EXERCISE BRIEF.
Repeat every line below exactly, word for word.

AVAILABLE RECORDS.
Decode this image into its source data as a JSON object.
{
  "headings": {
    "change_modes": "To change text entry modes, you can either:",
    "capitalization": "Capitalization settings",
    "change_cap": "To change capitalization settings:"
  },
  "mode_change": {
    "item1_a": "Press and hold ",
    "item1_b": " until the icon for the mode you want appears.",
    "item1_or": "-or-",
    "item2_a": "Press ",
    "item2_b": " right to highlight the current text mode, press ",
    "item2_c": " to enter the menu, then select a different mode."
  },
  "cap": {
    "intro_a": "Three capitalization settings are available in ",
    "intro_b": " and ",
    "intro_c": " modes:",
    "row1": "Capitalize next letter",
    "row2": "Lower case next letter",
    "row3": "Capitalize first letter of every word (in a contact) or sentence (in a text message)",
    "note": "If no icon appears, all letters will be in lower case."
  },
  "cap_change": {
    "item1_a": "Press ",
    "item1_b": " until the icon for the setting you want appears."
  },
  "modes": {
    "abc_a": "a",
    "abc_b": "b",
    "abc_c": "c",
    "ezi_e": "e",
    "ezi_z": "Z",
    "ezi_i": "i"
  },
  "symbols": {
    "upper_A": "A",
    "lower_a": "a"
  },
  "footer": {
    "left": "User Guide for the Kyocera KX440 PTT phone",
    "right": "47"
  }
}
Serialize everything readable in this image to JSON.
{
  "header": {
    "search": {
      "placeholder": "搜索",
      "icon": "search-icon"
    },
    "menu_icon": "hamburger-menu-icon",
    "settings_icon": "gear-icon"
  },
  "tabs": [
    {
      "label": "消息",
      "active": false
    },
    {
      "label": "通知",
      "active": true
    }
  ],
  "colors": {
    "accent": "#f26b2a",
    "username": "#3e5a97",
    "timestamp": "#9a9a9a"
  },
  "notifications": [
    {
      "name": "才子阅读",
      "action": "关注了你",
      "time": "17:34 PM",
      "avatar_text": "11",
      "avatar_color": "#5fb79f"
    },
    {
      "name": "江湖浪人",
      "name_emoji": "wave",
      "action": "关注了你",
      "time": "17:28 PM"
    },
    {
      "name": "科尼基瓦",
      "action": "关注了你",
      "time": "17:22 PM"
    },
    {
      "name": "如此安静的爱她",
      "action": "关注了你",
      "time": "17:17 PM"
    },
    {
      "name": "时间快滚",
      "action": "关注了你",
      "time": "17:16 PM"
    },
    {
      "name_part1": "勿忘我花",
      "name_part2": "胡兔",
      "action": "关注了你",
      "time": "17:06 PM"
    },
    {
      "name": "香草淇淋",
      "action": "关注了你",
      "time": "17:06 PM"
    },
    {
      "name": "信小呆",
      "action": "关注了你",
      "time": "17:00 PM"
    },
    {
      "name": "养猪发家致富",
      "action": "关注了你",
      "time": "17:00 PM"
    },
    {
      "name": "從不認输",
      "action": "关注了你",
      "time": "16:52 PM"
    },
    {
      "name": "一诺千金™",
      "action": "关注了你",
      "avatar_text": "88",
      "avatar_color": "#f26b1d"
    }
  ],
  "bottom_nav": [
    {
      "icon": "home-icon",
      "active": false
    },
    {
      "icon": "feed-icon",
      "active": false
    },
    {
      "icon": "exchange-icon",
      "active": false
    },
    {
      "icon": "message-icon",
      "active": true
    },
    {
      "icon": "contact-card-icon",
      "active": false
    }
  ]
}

TASK RESPONSE.
Decode this image into its source data as a JSON object.
{
  "headings": {
    "change_modes": "To change text entry modes, you can either:",
    "capitalization": "Capitalization settings",
    "change_cap": "To change capitalization settings:"
  },
  "mode_change": {
    "item1_a": "Press and hold ",
    "item1_b": " until the icon for the mode you want appears.",
    "item1_or": "-or-",
    "item2_a": "Press ",
    "item2_b": " right to highlight the current text mode, press ",
    "item2_c": " to enter the menu, then select a different mode."
  },
  "cap": {
    "intro_a": "Three capitalization settings are available in ",
    "intro_b": " and ",
    "intro_c": " modes:",
    "row1": "Capitalize next letter",
    "row2": "Lower case next letter",
    "row3": "Capitalize first letter of every word (in a contact) or sentence (in a text message)",
    "note": "If no icon appears, all letters will be in lower case."
  },
  "cap_change": {
    "item1_a": "Press ",
    "item1_b": " until the icon for the setting you want appears."
  },
  "modes": {
    "abc_a": "a",
    "abc_b": "b",
    "abc_c": "c",
    "ezi_e": "e",
    "ezi_z": "Z",
    "ezi_i": "i"
  },
  "symbols": {
    "upper_A": "A",
    "lower_a": "a"
  },
  "footer": {
    "left": "User Guide for the Kyocera KX440 PTT phone",
    "right": "47"
  }
}
Serialize everything readable in this image to JSON.
{
  "header": {
    "search": {
      "placeholder": "搜索",
      "icon": "search-icon"
    },
    "menu_icon": "hamburger-menu-icon",
    "settings_icon": "gear-icon"
  },
  "tabs": [
    {
      "label": "消息",
      "active": false
    },
    {
      "label": "通知",
      "active": true
    }
  ],
  "colors": {
    "accent": "#f26b2a",
    "username": "#3e5a97",
    "timestamp": "#9a9a9a"
  },
  "notifications": [
    {
      "name": "才子阅读",
      "action": "关注了你",
      "time": "17:34 PM",
      "avatar_text": "11",
      "avatar_color": "#5fb79f"
    },
    {
      "name": "江湖浪人",
      "name_emoji": "wave",
      "action": "关注了你",
      "time": "17:28 PM"
    },
    {
      "name": "科尼基瓦",
      "action": "关注了你",
      "time": "17:22 PM"
    },
    {
      "name": "如此安静的爱她",
      "action": "关注了你",
      "time": "17:17 PM"
    },
    {
      "name": "时间快滚",
      "action": "关注了你",
      "time": "17:16 PM"
    },
    {
      "name_part1": "勿忘我花",
      "name_part2": "胡兔",
      "action": "关注了你",
      "time": "17:06 PM"
    },
    {
      "name": "香草淇淋",
      "action": "关注了你",
      "time": "17:06 PM"
    },
    {
      "name": "信小呆",
      "action": "关注了你",
      "time": "17:00 PM"
    },
    {
      "name": "养猪发家致富",
      "action": "关注了你",
      "time": "17:00 PM"
    },
    {
      "name": "從不認输",
      "action": "关注了你",
      "time": "16:52 PM"
    },
    {
      "name": "一诺千金™",
      "action": "关注了你",
      "avatar_text": "88",
      "avatar_color": "#f26b1d"
    }
  ],
  "bottom_nav": [
    {
      "icon": "home-icon",
      "active": false
    },
    {
      "icon": "feed-icon",
      "active": false
    },
    {
      "icon": "exchange-icon",
      "active": false
    },
    {
      "icon": "message-icon",
      "active": true
    },
    {
      "icon": "contact-card-icon",
      "active": false
    }
  ]
}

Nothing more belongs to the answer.